[TEXT EXCERPT]:
Oath Inc., the parent company of Yahoo and AOL, recently announced that it has open sourced Bullet, a real-time query engine for large and complex data sources
Bullet is different than other data query engines. Bullet is a forward-looking query system with no persistence layer that makes it a light weight query system. Bullet uses look-forward query method so no need to repeat same queries again and again.
From the documentation:
Bullet is
- Is a real-time query engine that lets you run queries on very large data streams
- Does not use a a persistence layer. This makes it light-weight, cheap and fast
- Is a look-forward query system. Queries are submitted first and they operate on data that arrive after the query is submitted
- Supports rich queries for filtering and getting Raw data, Counting Distincts, Distincts, Grouping (Sum, Count, Min, Max, Avg), Distributions, and Top K
- Is multi-tenant and can scale for more queries and/or for more data
- Provides a UI and Web Service that are also pluggable for a full end-to-end solution to your querying needs
- Has an implementation on Storm currently. There are plans to implement it on other Stream Processors.
- Is pluggable. Any data source that can be read from Storm can be converted into a standard data container letting you query that data. Data is typed
- Is used at scale and in production at Yahoo with running 500+ queries simultaneously on 200,000 rps (records per second) and tested up to 2,000,000 rps
Bullet is now available on Github.

[RECORDS FOR PROCESSING]:
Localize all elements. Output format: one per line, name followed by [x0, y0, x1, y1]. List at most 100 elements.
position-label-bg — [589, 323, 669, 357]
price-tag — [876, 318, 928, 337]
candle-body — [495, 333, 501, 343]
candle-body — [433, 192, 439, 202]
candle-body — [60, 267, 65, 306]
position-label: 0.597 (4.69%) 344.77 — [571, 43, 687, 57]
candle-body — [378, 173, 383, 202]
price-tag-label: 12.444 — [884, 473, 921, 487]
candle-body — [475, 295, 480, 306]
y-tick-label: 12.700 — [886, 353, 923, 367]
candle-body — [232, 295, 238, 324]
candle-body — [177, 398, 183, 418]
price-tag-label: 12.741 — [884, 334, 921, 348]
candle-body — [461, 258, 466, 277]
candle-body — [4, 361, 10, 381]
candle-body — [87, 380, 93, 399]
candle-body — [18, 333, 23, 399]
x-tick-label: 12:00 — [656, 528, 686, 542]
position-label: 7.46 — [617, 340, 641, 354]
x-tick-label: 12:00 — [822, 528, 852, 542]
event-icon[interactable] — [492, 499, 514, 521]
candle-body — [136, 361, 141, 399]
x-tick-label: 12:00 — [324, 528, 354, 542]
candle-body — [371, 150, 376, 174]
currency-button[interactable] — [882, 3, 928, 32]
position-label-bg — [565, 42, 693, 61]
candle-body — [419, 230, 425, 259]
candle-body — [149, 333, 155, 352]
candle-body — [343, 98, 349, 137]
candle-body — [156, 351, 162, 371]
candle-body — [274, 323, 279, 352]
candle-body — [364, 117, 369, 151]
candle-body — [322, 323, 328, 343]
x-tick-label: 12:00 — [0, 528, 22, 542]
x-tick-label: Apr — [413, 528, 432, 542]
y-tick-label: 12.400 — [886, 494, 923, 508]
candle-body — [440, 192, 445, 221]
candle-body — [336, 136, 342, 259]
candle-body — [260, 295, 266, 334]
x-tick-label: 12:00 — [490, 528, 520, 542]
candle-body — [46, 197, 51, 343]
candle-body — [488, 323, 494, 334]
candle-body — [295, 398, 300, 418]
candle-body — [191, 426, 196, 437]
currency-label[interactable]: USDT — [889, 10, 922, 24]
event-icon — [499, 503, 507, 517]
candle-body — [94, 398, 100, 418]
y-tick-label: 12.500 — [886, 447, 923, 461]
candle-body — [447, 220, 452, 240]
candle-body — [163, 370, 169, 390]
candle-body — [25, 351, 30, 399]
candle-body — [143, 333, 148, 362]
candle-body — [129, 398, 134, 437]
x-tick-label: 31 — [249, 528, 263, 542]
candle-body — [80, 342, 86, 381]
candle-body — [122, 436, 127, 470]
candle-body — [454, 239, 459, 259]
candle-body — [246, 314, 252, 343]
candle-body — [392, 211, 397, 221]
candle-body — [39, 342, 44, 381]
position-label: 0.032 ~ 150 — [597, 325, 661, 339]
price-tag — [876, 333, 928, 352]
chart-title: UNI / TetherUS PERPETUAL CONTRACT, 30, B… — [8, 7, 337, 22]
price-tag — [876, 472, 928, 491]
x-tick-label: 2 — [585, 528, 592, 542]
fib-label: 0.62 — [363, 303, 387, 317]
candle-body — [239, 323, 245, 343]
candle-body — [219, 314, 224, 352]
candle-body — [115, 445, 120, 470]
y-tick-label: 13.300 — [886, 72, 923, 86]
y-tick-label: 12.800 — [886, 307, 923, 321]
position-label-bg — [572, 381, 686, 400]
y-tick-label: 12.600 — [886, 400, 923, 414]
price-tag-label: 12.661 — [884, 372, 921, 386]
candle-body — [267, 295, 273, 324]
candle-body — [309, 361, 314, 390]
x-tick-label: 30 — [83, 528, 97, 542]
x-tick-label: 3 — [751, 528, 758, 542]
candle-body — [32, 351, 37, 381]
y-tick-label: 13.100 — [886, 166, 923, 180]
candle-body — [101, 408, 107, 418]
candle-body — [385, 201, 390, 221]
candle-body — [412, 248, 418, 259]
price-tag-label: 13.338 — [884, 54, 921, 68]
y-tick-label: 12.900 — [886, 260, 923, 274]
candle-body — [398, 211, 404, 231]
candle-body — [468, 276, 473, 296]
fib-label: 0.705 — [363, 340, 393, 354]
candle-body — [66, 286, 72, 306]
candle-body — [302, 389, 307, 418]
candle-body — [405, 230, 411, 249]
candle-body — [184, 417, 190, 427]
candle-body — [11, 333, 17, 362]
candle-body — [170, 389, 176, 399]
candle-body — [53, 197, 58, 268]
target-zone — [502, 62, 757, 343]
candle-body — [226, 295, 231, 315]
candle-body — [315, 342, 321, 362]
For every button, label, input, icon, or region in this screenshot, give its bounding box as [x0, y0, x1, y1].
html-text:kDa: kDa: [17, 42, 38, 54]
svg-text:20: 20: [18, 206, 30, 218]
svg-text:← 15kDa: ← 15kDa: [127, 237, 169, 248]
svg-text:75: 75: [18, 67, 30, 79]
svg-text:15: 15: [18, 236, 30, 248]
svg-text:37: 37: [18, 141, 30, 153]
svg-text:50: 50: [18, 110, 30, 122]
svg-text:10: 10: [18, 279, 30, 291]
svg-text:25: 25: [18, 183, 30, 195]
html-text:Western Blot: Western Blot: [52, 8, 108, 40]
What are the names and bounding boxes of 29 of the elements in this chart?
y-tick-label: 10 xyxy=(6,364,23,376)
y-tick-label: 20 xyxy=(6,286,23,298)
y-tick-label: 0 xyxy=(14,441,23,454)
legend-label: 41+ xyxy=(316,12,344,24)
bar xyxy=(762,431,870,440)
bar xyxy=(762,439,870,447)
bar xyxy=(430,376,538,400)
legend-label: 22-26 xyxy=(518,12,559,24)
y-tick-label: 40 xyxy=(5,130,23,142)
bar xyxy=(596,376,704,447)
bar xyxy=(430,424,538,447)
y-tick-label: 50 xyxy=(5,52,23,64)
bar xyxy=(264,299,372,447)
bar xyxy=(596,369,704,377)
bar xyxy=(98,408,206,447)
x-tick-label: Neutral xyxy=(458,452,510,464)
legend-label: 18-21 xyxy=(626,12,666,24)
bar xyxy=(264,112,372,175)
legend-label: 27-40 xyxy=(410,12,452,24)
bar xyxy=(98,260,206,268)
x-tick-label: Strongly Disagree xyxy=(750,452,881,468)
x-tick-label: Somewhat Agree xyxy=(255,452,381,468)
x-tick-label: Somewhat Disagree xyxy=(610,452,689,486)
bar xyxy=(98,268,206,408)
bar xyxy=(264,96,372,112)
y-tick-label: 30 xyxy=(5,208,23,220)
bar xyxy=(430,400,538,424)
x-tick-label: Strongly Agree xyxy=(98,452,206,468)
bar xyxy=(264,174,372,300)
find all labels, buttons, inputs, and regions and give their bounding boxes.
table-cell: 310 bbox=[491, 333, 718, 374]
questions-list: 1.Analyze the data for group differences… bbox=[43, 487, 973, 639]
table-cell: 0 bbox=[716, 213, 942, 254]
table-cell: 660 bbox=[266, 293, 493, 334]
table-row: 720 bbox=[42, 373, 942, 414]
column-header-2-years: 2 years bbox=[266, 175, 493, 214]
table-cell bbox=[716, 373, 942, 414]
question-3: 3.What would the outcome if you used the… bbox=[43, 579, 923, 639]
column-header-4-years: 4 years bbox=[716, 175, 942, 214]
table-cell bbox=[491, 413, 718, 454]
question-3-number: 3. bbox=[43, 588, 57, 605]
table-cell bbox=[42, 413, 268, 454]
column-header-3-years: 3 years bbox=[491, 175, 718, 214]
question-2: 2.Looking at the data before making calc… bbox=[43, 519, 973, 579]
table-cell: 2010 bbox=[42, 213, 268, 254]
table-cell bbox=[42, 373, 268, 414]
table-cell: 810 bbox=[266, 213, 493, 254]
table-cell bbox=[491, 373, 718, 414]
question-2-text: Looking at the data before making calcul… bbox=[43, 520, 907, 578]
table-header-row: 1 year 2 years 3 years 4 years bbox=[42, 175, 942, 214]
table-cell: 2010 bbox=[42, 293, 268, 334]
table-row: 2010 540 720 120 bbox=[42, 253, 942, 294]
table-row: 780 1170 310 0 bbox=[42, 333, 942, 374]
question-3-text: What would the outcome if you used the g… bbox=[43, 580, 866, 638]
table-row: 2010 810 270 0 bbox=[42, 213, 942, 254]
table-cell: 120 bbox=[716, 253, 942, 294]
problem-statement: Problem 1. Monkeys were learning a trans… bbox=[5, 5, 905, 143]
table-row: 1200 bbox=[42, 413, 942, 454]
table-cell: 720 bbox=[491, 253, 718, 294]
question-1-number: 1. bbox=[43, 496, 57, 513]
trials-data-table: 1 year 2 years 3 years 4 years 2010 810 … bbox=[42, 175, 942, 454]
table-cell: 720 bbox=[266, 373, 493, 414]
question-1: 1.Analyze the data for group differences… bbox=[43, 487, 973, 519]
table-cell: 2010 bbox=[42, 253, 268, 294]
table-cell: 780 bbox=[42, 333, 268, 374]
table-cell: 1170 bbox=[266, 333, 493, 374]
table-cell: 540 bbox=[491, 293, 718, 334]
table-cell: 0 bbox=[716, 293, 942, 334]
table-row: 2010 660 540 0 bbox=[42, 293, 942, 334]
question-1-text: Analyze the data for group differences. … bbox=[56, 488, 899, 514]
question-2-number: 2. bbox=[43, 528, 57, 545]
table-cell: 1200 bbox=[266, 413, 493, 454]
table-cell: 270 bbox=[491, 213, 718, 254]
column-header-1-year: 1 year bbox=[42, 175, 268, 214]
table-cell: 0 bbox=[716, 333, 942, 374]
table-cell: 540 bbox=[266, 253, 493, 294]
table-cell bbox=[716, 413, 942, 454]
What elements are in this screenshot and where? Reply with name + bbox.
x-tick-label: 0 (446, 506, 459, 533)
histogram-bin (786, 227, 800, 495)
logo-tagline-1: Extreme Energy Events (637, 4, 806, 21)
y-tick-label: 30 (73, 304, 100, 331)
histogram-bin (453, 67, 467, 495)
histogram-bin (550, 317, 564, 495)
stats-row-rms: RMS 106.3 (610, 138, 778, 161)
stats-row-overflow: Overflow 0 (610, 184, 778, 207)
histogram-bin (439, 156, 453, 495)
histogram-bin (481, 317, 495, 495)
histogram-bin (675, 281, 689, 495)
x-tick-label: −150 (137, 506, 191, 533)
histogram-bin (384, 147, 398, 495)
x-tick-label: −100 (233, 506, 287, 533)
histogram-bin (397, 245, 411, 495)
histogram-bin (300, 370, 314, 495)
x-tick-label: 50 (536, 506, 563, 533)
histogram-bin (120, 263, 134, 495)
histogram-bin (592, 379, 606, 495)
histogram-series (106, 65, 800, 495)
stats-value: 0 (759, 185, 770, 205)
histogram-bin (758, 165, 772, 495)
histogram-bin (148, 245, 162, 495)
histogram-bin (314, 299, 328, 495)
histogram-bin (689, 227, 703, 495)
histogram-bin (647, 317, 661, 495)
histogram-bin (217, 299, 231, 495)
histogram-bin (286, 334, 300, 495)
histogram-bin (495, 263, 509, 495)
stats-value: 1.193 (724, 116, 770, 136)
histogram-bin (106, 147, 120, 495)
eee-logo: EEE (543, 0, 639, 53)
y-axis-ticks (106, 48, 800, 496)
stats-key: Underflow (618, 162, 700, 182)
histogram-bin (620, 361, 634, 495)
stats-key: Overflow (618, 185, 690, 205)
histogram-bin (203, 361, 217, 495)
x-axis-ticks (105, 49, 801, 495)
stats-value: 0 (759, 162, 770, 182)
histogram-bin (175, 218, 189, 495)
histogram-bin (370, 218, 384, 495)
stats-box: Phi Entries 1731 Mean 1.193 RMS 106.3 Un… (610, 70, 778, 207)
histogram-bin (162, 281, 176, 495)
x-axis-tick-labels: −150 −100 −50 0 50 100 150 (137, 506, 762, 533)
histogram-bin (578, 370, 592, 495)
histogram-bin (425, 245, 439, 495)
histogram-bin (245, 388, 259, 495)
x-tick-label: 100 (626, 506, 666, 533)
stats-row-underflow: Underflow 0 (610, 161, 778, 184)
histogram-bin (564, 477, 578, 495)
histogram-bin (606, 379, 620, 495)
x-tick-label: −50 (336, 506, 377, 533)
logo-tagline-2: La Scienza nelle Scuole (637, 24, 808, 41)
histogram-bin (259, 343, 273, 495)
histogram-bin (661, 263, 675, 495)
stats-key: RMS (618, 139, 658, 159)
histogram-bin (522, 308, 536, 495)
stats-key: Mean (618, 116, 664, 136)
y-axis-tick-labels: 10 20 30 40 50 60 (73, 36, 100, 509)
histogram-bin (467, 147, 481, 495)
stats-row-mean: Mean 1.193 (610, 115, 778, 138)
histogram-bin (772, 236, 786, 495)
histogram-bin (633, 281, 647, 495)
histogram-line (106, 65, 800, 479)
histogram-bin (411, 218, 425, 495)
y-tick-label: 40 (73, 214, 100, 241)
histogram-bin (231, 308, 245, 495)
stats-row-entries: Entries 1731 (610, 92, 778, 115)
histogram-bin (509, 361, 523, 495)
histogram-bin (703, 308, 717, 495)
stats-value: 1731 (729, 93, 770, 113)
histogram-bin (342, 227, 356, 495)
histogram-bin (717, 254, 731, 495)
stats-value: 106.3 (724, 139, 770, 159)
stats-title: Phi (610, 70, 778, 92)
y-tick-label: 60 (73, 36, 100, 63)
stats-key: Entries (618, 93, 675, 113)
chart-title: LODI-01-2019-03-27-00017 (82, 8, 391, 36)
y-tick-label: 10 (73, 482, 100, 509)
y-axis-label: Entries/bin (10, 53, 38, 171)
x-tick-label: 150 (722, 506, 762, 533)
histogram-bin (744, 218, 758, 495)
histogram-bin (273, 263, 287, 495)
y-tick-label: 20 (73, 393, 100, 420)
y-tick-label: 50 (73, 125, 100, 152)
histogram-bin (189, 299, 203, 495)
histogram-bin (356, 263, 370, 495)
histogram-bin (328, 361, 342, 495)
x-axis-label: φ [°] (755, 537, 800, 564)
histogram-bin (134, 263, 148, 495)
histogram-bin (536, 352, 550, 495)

[PROMPT 1]: Translate this sentence from the Bullet article into Spanish: "Bullet is different than other data query engines."
[PROMPT 2]: Return each line of the listing that contains the string "labels", matching case exactly.
The Bullet article and the listing were taken from unrelated sources.

[WORKED SOLUTION 1]: Bullet es diferente de otros motores de consulta de datos.

[WORKED SOLUTION 2]:
find all labels, buttons, inputs, and regions and give their bounding boxes.
x-axis-tick-labels: −150 −100 −50 0 50 100 150 (137, 506, 762, 533)
y-axis-tick-labels: 10 20 30 40 50 60 (73, 36, 100, 509)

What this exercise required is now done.